Dataset entries on figures:
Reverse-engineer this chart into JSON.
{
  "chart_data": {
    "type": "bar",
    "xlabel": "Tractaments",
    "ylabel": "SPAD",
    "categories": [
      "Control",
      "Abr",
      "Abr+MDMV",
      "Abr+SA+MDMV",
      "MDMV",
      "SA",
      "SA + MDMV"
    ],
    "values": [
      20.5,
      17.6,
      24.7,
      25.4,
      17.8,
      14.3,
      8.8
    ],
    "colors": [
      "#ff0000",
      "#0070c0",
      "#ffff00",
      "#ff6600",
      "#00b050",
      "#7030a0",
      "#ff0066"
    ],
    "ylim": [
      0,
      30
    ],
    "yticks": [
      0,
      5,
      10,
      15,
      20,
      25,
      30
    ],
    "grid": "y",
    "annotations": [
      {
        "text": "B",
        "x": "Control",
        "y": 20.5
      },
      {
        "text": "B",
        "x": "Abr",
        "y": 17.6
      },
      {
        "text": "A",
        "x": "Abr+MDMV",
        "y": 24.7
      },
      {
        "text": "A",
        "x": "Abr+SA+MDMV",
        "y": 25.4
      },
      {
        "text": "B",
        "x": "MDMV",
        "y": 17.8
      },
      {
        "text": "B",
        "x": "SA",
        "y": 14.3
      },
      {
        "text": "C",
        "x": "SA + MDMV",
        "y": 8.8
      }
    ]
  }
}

## What you are asked to do:
Locate the word "MDMV" in the records and collect each line it appears in.

## Solution below:
      "Abr+MDMV",
      "Abr+SA+MDMV",
      "MDMV",
      "SA + MDMV"
        "x": "Abr+MDMV",
        "x": "Abr+SA+MDMV",
        "x": "MDMV",
        "x": "SA + MDMV",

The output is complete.